Lines of data
****************
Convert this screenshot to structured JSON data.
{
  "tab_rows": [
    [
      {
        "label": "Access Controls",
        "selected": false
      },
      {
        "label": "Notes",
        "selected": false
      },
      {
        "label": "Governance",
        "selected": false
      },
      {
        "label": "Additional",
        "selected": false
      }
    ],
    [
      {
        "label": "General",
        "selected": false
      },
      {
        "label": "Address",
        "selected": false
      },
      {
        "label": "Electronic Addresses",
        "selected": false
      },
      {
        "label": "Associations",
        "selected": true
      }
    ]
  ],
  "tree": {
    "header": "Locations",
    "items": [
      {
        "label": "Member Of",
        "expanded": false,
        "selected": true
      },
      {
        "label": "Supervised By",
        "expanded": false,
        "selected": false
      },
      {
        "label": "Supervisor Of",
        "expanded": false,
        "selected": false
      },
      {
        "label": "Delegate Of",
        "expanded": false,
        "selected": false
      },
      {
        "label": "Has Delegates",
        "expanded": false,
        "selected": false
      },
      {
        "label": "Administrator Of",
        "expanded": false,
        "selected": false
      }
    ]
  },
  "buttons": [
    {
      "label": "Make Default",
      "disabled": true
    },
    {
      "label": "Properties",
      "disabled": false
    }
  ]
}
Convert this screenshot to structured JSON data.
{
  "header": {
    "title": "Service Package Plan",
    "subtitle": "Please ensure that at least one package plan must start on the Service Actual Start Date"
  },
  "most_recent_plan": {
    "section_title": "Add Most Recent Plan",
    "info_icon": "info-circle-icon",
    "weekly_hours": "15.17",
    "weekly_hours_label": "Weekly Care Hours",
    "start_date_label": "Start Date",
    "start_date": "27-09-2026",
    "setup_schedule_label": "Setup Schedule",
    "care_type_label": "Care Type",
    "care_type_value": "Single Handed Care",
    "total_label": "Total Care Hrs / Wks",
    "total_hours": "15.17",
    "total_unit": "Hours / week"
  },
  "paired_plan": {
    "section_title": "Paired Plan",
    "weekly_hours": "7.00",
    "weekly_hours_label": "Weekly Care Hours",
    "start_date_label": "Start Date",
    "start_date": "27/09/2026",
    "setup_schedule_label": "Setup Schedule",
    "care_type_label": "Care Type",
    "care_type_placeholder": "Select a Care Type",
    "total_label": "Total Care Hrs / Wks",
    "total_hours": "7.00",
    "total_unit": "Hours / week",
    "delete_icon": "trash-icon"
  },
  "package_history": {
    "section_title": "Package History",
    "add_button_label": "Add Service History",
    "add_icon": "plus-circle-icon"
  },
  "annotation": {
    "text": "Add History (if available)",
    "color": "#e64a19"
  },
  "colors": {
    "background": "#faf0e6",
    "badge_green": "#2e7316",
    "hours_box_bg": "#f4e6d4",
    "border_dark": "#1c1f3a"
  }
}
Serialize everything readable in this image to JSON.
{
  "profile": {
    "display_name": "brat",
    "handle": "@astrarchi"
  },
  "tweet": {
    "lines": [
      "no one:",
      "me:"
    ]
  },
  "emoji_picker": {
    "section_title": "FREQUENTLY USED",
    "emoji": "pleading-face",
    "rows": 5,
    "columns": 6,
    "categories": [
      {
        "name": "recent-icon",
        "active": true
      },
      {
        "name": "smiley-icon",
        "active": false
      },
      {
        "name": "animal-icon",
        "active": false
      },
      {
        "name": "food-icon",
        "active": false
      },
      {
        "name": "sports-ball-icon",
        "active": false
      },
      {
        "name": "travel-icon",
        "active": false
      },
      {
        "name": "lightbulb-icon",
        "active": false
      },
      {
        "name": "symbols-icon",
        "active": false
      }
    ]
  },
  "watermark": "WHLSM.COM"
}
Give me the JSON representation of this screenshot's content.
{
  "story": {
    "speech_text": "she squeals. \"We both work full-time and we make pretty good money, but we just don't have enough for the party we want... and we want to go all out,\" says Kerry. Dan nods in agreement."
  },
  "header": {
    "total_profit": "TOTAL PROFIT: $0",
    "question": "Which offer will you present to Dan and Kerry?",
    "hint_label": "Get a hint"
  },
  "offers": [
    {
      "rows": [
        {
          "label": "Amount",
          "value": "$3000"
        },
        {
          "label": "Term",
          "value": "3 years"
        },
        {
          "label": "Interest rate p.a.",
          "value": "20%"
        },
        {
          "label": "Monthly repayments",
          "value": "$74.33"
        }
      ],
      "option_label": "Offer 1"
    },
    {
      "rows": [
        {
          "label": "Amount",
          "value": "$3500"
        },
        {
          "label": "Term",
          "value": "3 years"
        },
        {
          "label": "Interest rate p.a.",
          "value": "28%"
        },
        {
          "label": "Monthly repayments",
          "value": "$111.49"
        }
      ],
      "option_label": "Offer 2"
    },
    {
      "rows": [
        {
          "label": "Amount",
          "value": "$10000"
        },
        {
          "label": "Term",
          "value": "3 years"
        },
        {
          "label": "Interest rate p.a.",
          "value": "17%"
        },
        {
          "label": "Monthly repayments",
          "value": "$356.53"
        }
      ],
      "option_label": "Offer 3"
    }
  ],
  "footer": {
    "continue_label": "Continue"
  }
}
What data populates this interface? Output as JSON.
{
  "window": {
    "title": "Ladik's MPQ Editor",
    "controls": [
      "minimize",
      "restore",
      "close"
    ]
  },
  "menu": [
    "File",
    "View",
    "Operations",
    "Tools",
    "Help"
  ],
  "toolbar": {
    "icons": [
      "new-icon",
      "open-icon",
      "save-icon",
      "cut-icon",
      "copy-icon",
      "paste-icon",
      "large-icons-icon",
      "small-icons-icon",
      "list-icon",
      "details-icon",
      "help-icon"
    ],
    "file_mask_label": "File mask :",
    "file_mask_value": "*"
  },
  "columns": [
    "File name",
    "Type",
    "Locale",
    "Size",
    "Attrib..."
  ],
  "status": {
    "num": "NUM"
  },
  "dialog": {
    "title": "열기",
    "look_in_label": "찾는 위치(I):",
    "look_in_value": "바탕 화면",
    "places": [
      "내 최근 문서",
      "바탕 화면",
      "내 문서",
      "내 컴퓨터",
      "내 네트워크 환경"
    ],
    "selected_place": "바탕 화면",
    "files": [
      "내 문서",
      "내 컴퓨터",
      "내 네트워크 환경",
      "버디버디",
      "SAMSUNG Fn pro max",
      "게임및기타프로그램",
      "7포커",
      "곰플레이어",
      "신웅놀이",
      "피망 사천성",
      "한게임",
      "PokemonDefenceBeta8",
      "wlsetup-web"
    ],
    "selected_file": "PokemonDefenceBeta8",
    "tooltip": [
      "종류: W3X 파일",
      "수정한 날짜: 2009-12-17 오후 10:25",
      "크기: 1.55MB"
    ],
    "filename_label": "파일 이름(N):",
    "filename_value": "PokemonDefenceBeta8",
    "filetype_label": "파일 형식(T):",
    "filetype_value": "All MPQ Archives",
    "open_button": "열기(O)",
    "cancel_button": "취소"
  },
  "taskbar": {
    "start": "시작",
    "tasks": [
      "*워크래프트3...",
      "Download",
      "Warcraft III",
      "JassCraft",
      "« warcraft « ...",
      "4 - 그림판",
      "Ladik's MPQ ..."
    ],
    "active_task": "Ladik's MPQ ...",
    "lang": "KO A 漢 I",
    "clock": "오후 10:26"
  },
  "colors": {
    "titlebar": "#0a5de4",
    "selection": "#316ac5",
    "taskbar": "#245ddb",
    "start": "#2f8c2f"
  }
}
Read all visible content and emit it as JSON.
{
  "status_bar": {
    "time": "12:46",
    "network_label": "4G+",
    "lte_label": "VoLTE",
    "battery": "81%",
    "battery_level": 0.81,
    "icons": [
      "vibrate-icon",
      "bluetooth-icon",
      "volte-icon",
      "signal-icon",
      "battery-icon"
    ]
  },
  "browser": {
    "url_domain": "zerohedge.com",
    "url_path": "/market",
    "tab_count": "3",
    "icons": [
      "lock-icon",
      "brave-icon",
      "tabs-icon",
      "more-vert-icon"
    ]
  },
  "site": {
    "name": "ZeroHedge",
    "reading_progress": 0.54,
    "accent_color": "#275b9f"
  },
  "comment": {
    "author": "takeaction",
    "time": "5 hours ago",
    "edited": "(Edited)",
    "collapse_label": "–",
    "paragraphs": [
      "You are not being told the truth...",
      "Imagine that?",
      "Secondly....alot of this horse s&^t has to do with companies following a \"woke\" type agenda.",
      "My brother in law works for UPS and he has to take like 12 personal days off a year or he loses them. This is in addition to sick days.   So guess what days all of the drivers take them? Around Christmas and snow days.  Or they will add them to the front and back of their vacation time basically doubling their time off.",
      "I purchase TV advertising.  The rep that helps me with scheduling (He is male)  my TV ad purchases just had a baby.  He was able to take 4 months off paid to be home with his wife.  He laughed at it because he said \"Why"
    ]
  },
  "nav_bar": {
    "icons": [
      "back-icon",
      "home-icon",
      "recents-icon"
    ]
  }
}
****************
From the listing above, copy all lines holding the word "Ladik".

    "title": "Ladik's MPQ Editor",
      "Ladik's MPQ ..."
    "active_task": "Ladik's MPQ ...",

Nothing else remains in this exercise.